**Material supplied:**

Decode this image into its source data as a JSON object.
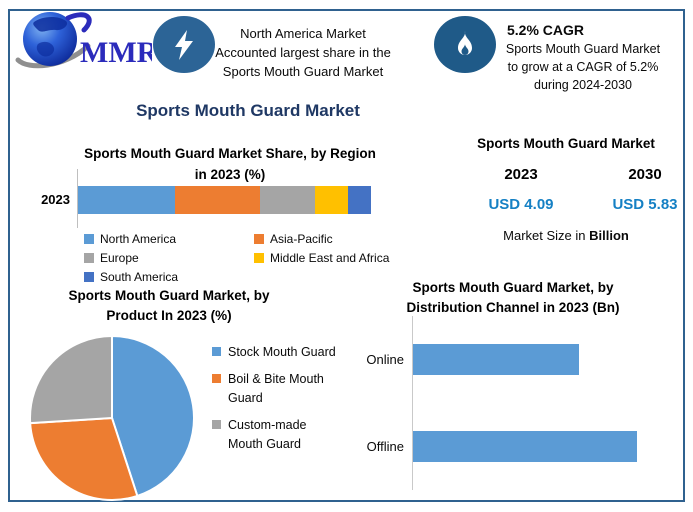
{
  "logo": {
    "text": "MMR"
  },
  "header": {
    "highlight": {
      "lines": [
        "North America Market",
        "Accounted largest share in the",
        "Sports Mouth Guard Market"
      ]
    },
    "cagr": {
      "title": "5.2% CAGR",
      "lines": [
        "Sports Mouth Guard Market",
        "to grow at a CAGR of 5.2%",
        "during 2024-2030"
      ]
    }
  },
  "main_title": "Sports Mouth Guard Market",
  "region_section": {
    "title_line1": "Sports Mouth Guard Market Share, by Region",
    "title_line2": "in 2023 (%)"
  },
  "market_size": {
    "title": "Sports Mouth Guard Market",
    "year_left": "2023",
    "year_right": "2030",
    "value_left": "USD 4.09",
    "value_right": "USD 5.83",
    "caption_prefix": "Market Size in ",
    "caption_bold": "Billion",
    "value_color": "#1580C4"
  },
  "product_section": {
    "title_line1": "Sports Mouth Guard Market, by",
    "title_line2": "Product In 2023 (%)"
  },
  "distribution_section": {
    "title_line1": "Sports Mouth Guard Market, by",
    "title_line2": "Distribution Channel in 2023 (Bn)"
  },
  "chart_data": [
    {
      "id": "region_share",
      "type": "bar",
      "stacked": true,
      "orientation": "horizontal",
      "title": "Sports Mouth Guard Market Share, by Region in 2023 (%)",
      "categories": [
        "2023"
      ],
      "series": [
        {
          "name": "North America",
          "values": [
            33
          ],
          "color": "#5B9BD5"
        },
        {
          "name": "Asia-Pacific",
          "values": [
            29
          ],
          "color": "#ED7D31"
        },
        {
          "name": "Europe",
          "values": [
            19
          ],
          "color": "#A5A5A5"
        },
        {
          "name": "Middle East and Africa",
          "values": [
            11
          ],
          "color": "#FFC000"
        },
        {
          "name": "South America",
          "values": [
            8
          ],
          "color": "#4472C4"
        }
      ],
      "unit": "%",
      "legend_position": "bottom"
    },
    {
      "id": "product_share",
      "type": "pie",
      "title": "Sports Mouth Guard Market, by Product In 2023 (%)",
      "labels": [
        "Stock Mouth Guard",
        "Boil & Bite Mouth Guard",
        "Custom-made Mouth Guard"
      ],
      "values": [
        45,
        29,
        26
      ],
      "colors": [
        "#5B9BD5",
        "#ED7D31",
        "#A5A5A5"
      ],
      "legend_position": "right"
    },
    {
      "id": "distribution_channel",
      "type": "bar",
      "orientation": "horizontal",
      "title": "Sports Mouth Guard Market, by Distribution Channel in 2023 (Bn)",
      "categories": [
        "Online",
        "Offline"
      ],
      "values": [
        1.74,
        2.35
      ],
      "unit": "Bn",
      "color": "#5B9BD5"
    }
  ],
  "colors": {
    "border": "#2F618F",
    "title_navy": "#1F3864",
    "badge_bolt": "#2C6496",
    "badge_flame": "#1F5A88",
    "bar_blue": "#5B9BD5"
  }
}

**Directions:**
Output all of the records exactly as they appear above, but not the pictures.

**Written answer:**
Decode this image into its source data as a JSON object.
{
  "logo": {
    "text": "MMR"
  },
  "header": {
    "highlight": {
      "lines": [
        "North America Market",
        "Accounted largest share in the",
        "Sports Mouth Guard Market"
      ]
    },
    "cagr": {
      "title": "5.2% CAGR",
      "lines": [
        "Sports Mouth Guard Market",
        "to grow at a CAGR of 5.2%",
        "during 2024-2030"
      ]
    }
  },
  "main_title": "Sports Mouth Guard Market",
  "region_section": {
    "title_line1": "Sports Mouth Guard Market Share, by Region",
    "title_line2": "in 2023 (%)"
  },
  "market_size": {
    "title": "Sports Mouth Guard Market",
    "year_left": "2023",
    "year_right": "2030",
    "value_left": "USD 4.09",
    "value_right": "USD 5.83",
    "caption_prefix": "Market Size in ",
    "caption_bold": "Billion",
    "value_color": "#1580C4"
  },
  "product_section": {
    "title_line1": "Sports Mouth Guard Market, by",
    "title_line2": "Product In 2023 (%)"
  },
  "distribution_section": {
    "title_line1": "Sports Mouth Guard Market, by",
    "title_line2": "Distribution Channel in 2023 (Bn)"
  },
  "chart_data": [
    {
      "id": "region_share",
      "type": "bar",
      "stacked": true,
      "orientation": "horizontal",
      "title": "Sports Mouth Guard Market Share, by Region in 2023 (%)",
      "categories": [
        "2023"
      ],
      "series": [
        {
          "name": "North America",
          "values": [
            33
          ],
          "color": "#5B9BD5"
        },
        {
          "name": "Asia-Pacific",
          "values": [
            29
          ],
          "color": "#ED7D31"
        },
        {
          "name": "Europe",
          "values": [
            19
          ],
          "color": "#A5A5A5"
        },
        {
          "name": "Middle East and Africa",
          "values": [
            11
          ],
          "color": "#FFC000"
        },
        {
          "name": "South America",
          "values": [
            8
          ],
          "color": "#4472C4"
        }
      ],
      "unit": "%",
      "legend_position": "bottom"
    },
    {
      "id": "product_share",
      "type": "pie",
      "title": "Sports Mouth Guard Market, by Product In 2023 (%)",
      "labels": [
        "Stock Mouth Guard",
        "Boil & Bite Mouth Guard",
        "Custom-made Mouth Guard"
      ],
      "values": [
        45,
        29,
        26
      ],
      "colors": [
        "#5B9BD5",
        "#ED7D31",
        "#A5A5A5"
      ],
      "legend_position": "right"
    },
    {
      "id": "distribution_channel",
      "type": "bar",
      "orientation": "horizontal",
      "title": "Sports Mouth Guard Market, by Distribution Channel in 2023 (Bn)",
      "categories": [
        "Online",
        "Offline"
      ],
      "values": [
        1.74,
        2.35
      ],
      "unit": "Bn",
      "color": "#5B9BD5"
    }
  ],
  "colors": {
    "border": "#2F618F",
    "title_navy": "#1F3864",
    "badge_bolt": "#2C6496",
    "badge_flame": "#1F5A88",
    "bar_blue": "#5B9BD5"
  }
}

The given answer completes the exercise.